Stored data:
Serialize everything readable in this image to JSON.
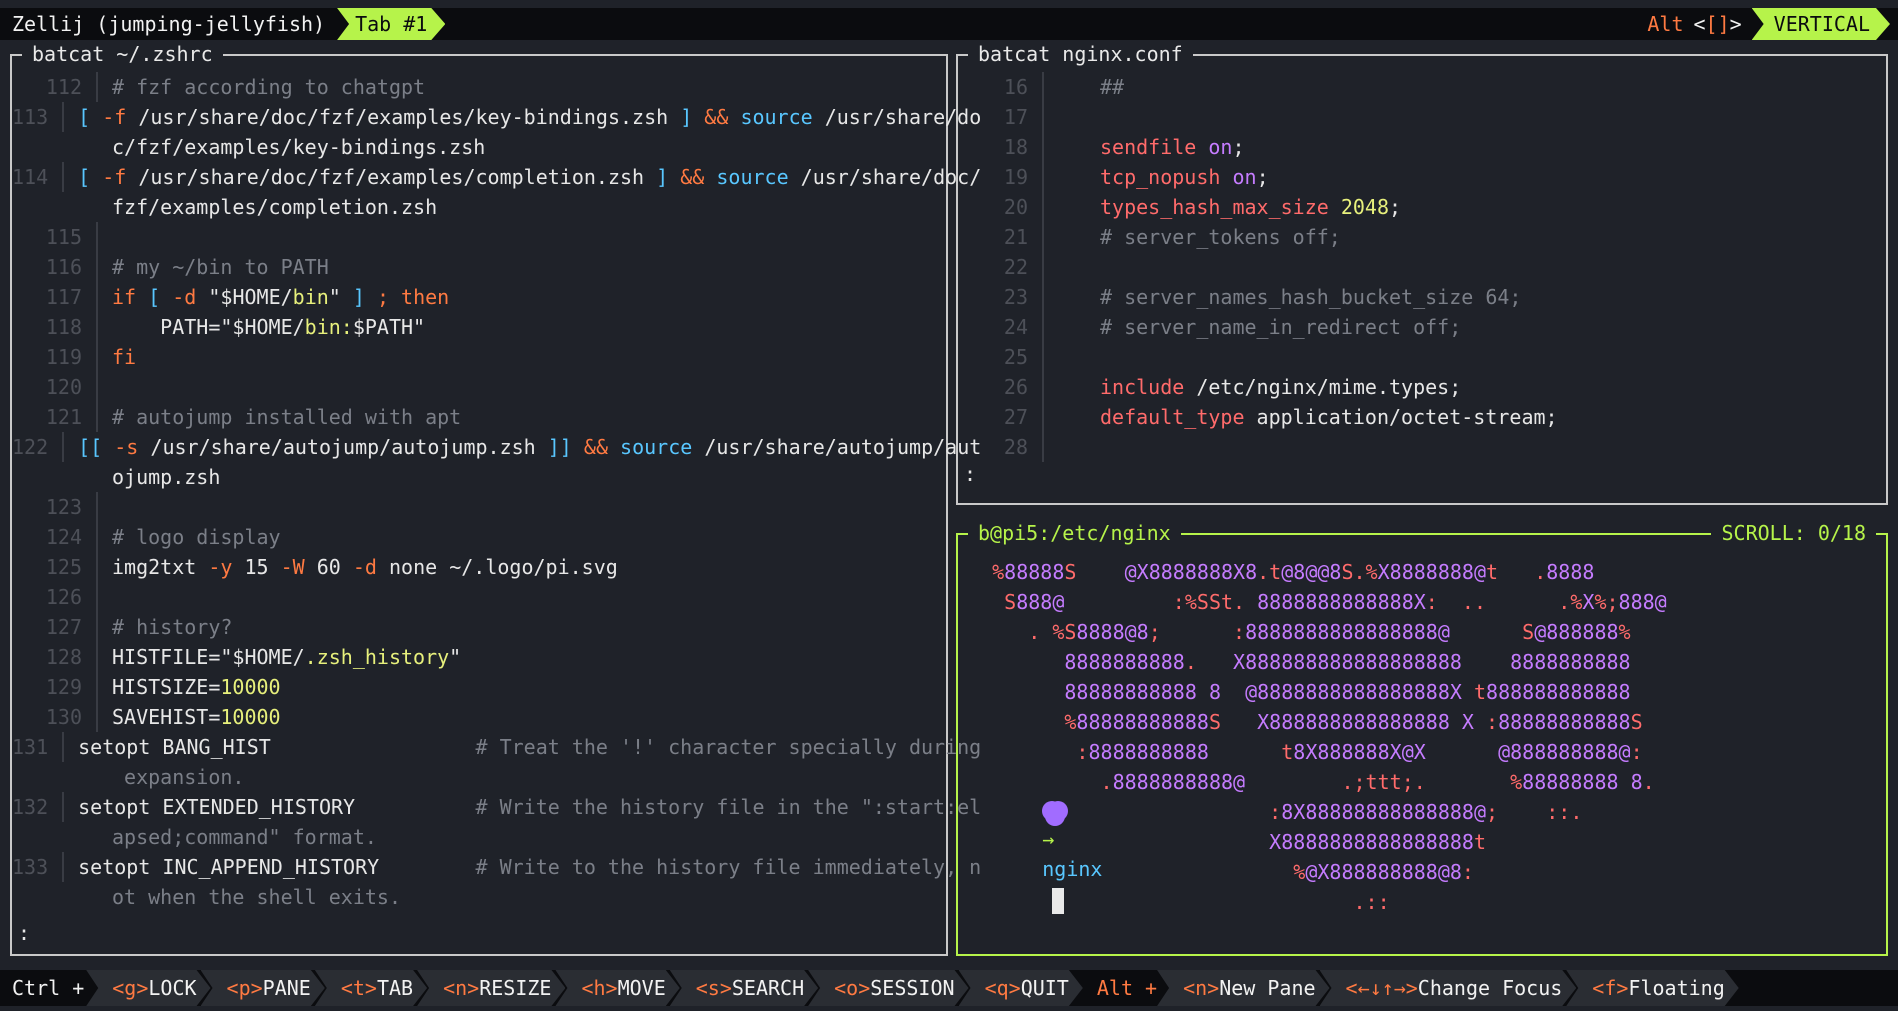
{
  "top_bar": {
    "session_title": "Zellij (jumping-jellyfish)",
    "tab_label": "Tab #1",
    "alt_hint": {
      "alt": "Alt",
      "bracket_left": "<",
      "bracket_inner": "[]",
      "bracket_right": ">"
    },
    "layout_label": "VERTICAL"
  },
  "left_pane": {
    "title": "batcat ~/.zshrc",
    "prompt_marker": ":",
    "lines": [
      {
        "n": "112",
        "parts": [
          {
            "cls": "c",
            "t": "# fzf according to chatgpt"
          }
        ]
      },
      {
        "n": "113",
        "parts": [
          {
            "cls": "b",
            "t": "[ "
          },
          {
            "cls": "o",
            "t": "-f"
          },
          {
            "cls": "t",
            "t": " /usr/share/doc/fzf/examples/key-bindings.zsh "
          },
          {
            "cls": "b",
            "t": "]"
          },
          {
            "cls": "t",
            "t": " "
          },
          {
            "cls": "o",
            "t": "&&"
          },
          {
            "cls": "t",
            "t": " "
          },
          {
            "cls": "b",
            "t": "source"
          },
          {
            "cls": "t",
            "t": " /usr/share/do"
          }
        ]
      },
      {
        "n": "",
        "parts": [
          {
            "cls": "t",
            "t": "c/fzf/examples/key-bindings.zsh"
          }
        ]
      },
      {
        "n": "114",
        "parts": [
          {
            "cls": "b",
            "t": "[ "
          },
          {
            "cls": "o",
            "t": "-f"
          },
          {
            "cls": "t",
            "t": " /usr/share/doc/fzf/examples/completion.zsh "
          },
          {
            "cls": "b",
            "t": "]"
          },
          {
            "cls": "t",
            "t": " "
          },
          {
            "cls": "o",
            "t": "&&"
          },
          {
            "cls": "t",
            "t": " "
          },
          {
            "cls": "b",
            "t": "source"
          },
          {
            "cls": "t",
            "t": " /usr/share/doc/"
          }
        ]
      },
      {
        "n": "",
        "parts": [
          {
            "cls": "t",
            "t": "fzf/examples/completion.zsh"
          }
        ]
      },
      {
        "n": "115",
        "parts": [
          {
            "cls": "t",
            "t": ""
          }
        ]
      },
      {
        "n": "116",
        "parts": [
          {
            "cls": "c",
            "t": "# my ~/bin to PATH"
          }
        ]
      },
      {
        "n": "117",
        "parts": [
          {
            "cls": "o",
            "t": "if"
          },
          {
            "cls": "t",
            "t": " "
          },
          {
            "cls": "b",
            "t": "["
          },
          {
            "cls": "t",
            "t": " "
          },
          {
            "cls": "o",
            "t": "-d"
          },
          {
            "cls": "t",
            "t": " \"$HOME/"
          },
          {
            "cls": "y",
            "t": "bin"
          },
          {
            "cls": "t",
            "t": "\" "
          },
          {
            "cls": "b",
            "t": "]"
          },
          {
            "cls": "t",
            "t": " "
          },
          {
            "cls": "o",
            "t": "; then"
          }
        ]
      },
      {
        "n": "118",
        "parts": [
          {
            "cls": "t",
            "t": "    PATH="
          },
          {
            "cls": "t",
            "t": "\"$HOME/"
          },
          {
            "cls": "y",
            "t": "bin:"
          },
          {
            "cls": "t",
            "t": "$PATH\""
          }
        ]
      },
      {
        "n": "119",
        "parts": [
          {
            "cls": "o",
            "t": "fi"
          }
        ]
      },
      {
        "n": "120",
        "parts": [
          {
            "cls": "t",
            "t": ""
          }
        ]
      },
      {
        "n": "121",
        "parts": [
          {
            "cls": "c",
            "t": "# autojump installed with apt"
          }
        ]
      },
      {
        "n": "122",
        "parts": [
          {
            "cls": "b",
            "t": "[["
          },
          {
            "cls": "t",
            "t": " "
          },
          {
            "cls": "o",
            "t": "-s"
          },
          {
            "cls": "t",
            "t": " /usr/share/autojump/autojump.zsh "
          },
          {
            "cls": "b",
            "t": "]]"
          },
          {
            "cls": "t",
            "t": " "
          },
          {
            "cls": "o",
            "t": "&&"
          },
          {
            "cls": "t",
            "t": " "
          },
          {
            "cls": "b",
            "t": "source"
          },
          {
            "cls": "t",
            "t": " /usr/share/autojump/aut"
          }
        ]
      },
      {
        "n": "",
        "parts": [
          {
            "cls": "t",
            "t": "ojump.zsh"
          }
        ]
      },
      {
        "n": "123",
        "parts": [
          {
            "cls": "t",
            "t": ""
          }
        ]
      },
      {
        "n": "124",
        "parts": [
          {
            "cls": "c",
            "t": "# logo display"
          }
        ]
      },
      {
        "n": "125",
        "parts": [
          {
            "cls": "t",
            "t": "img2txt "
          },
          {
            "cls": "o",
            "t": "-y"
          },
          {
            "cls": "t",
            "t": " 15 "
          },
          {
            "cls": "o",
            "t": "-W"
          },
          {
            "cls": "t",
            "t": " 60 "
          },
          {
            "cls": "o",
            "t": "-d"
          },
          {
            "cls": "t",
            "t": " none ~/.logo/pi.svg"
          }
        ]
      },
      {
        "n": "126",
        "parts": [
          {
            "cls": "t",
            "t": ""
          }
        ]
      },
      {
        "n": "127",
        "parts": [
          {
            "cls": "c",
            "t": "# history?"
          }
        ]
      },
      {
        "n": "128",
        "parts": [
          {
            "cls": "t",
            "t": "HISTFILE="
          },
          {
            "cls": "t",
            "t": "\"$HOME/"
          },
          {
            "cls": "y",
            "t": ".zsh_history"
          },
          {
            "cls": "t",
            "t": "\""
          }
        ]
      },
      {
        "n": "129",
        "parts": [
          {
            "cls": "t",
            "t": "HISTSIZE="
          },
          {
            "cls": "y",
            "t": "10000"
          }
        ]
      },
      {
        "n": "130",
        "parts": [
          {
            "cls": "t",
            "t": "SAVEHIST="
          },
          {
            "cls": "y",
            "t": "10000"
          }
        ]
      },
      {
        "n": "131",
        "parts": [
          {
            "cls": "t",
            "t": "setopt BANG_HIST"
          },
          {
            "cls": "t",
            "t": "                 "
          },
          {
            "cls": "c",
            "t": "# Treat the '!' character specially during"
          }
        ]
      },
      {
        "n": "",
        "parts": [
          {
            "cls": "c",
            "t": " expansion."
          }
        ]
      },
      {
        "n": "132",
        "parts": [
          {
            "cls": "t",
            "t": "setopt EXTENDED_HISTORY"
          },
          {
            "cls": "t",
            "t": "          "
          },
          {
            "cls": "c",
            "t": "# Write the history file in the \":start:el"
          }
        ]
      },
      {
        "n": "",
        "parts": [
          {
            "cls": "c",
            "t": "apsed;command\" format."
          }
        ]
      },
      {
        "n": "133",
        "parts": [
          {
            "cls": "t",
            "t": "setopt INC_APPEND_HISTORY"
          },
          {
            "cls": "t",
            "t": "        "
          },
          {
            "cls": "c",
            "t": "# Write to the history file immediately, n"
          }
        ]
      },
      {
        "n": "",
        "parts": [
          {
            "cls": "c",
            "t": "ot when the shell exits."
          }
        ]
      }
    ]
  },
  "right_top_pane": {
    "title": "batcat nginx.conf",
    "prompt_marker": ":",
    "lines": [
      {
        "n": "16",
        "parts": [
          {
            "cls": "c",
            "t": "##"
          }
        ]
      },
      {
        "n": "17",
        "parts": [
          {
            "cls": "t",
            "t": ""
          }
        ]
      },
      {
        "n": "18",
        "parts": [
          {
            "cls": "p",
            "t": "sendfile"
          },
          {
            "cls": "t",
            "t": " "
          },
          {
            "cls": "purple",
            "t": "on"
          },
          {
            "cls": "t",
            "t": ";"
          }
        ]
      },
      {
        "n": "19",
        "parts": [
          {
            "cls": "p",
            "t": "tcp_nopush"
          },
          {
            "cls": "t",
            "t": " "
          },
          {
            "cls": "purple",
            "t": "on"
          },
          {
            "cls": "t",
            "t": ";"
          }
        ]
      },
      {
        "n": "20",
        "parts": [
          {
            "cls": "p",
            "t": "types_hash_max_size"
          },
          {
            "cls": "t",
            "t": " "
          },
          {
            "cls": "y",
            "t": "2048"
          },
          {
            "cls": "t",
            "t": ";"
          }
        ]
      },
      {
        "n": "21",
        "parts": [
          {
            "cls": "c",
            "t": "# server_tokens off;"
          }
        ]
      },
      {
        "n": "22",
        "parts": [
          {
            "cls": "t",
            "t": ""
          }
        ]
      },
      {
        "n": "23",
        "parts": [
          {
            "cls": "c",
            "t": "# server_names_hash_bucket_size 64;"
          }
        ]
      },
      {
        "n": "24",
        "parts": [
          {
            "cls": "c",
            "t": "# server_name_in_redirect off;"
          }
        ]
      },
      {
        "n": "25",
        "parts": [
          {
            "cls": "t",
            "t": ""
          }
        ]
      },
      {
        "n": "26",
        "parts": [
          {
            "cls": "p",
            "t": "include"
          },
          {
            "cls": "t",
            "t": " /etc/nginx/mime.types;"
          }
        ]
      },
      {
        "n": "27",
        "parts": [
          {
            "cls": "p",
            "t": "default_type"
          },
          {
            "cls": "t",
            "t": " application/octet-stream;"
          }
        ]
      },
      {
        "n": "28",
        "parts": [
          {
            "cls": "t",
            "t": ""
          }
        ]
      }
    ]
  },
  "right_bottom_pane": {
    "title": "b@pi5:/etc/nginx",
    "scroll_label": "SCROLL:",
    "scroll_value": "0/18",
    "art_lines": [
      "  %88888S    @X8888888X8.t@8@@8S.%X8888888@t   .8888",
      "   S888@         :%SSt. 8888888888888X:  ..      .%X%;888@",
      "     . %S8888@8;      :8888888888888888@      S@888888%",
      "        8888888888.   X888888888888888888    8888888888",
      "        88888888888 8  @8888888888888888X t888888888888",
      "        %88888888888S   X888888888888888 X :88888888888S",
      "         :8888888888      t8X888888X@X      @888888888@:",
      "           .8888888888@        .;ttt;.       %88888888 8.",
      "                         :8X88888888888888@;    ::.",
      "                         X8888888888888888t",
      "                           %@X888888888@8:",
      "                                .::"
    ],
    "prompt_dir": "nginx"
  },
  "status_bar": {
    "ctrl": "Ctrl +",
    "chips": [
      {
        "key": "<g>",
        "label": "LOCK"
      },
      {
        "key": "<p>",
        "label": "PANE"
      },
      {
        "key": "<t>",
        "label": "TAB"
      },
      {
        "key": "<n>",
        "label": "RESIZE"
      },
      {
        "key": "<h>",
        "label": "MOVE"
      },
      {
        "key": "<s>",
        "label": "SEARCH"
      },
      {
        "key": "<o>",
        "label": "SESSION"
      },
      {
        "key": "<q>",
        "label": "QUIT"
      }
    ],
    "alt": "Alt +",
    "alt_chips": [
      {
        "key": "<n>",
        "label": "New Pane"
      },
      {
        "key": "<←↓↑→>",
        "label": "Change Focus"
      },
      {
        "key": "<f>",
        "label": "Floating"
      }
    ]
  },
  "colors": {
    "accent_green": "#b6f34a",
    "accent_orange": "#ff7a42",
    "blue": "#59c7ff",
    "pink": "#ff6b6b",
    "comment": "#7b7f88"
  },
  "icons": {
    "prompt_icon": "grape-icon",
    "prompt_arrow": "right-arrow-icon"
  }
}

## What the task requires
Find every line that includes the string "share". Report how many there are and nothing else.

## Task result
6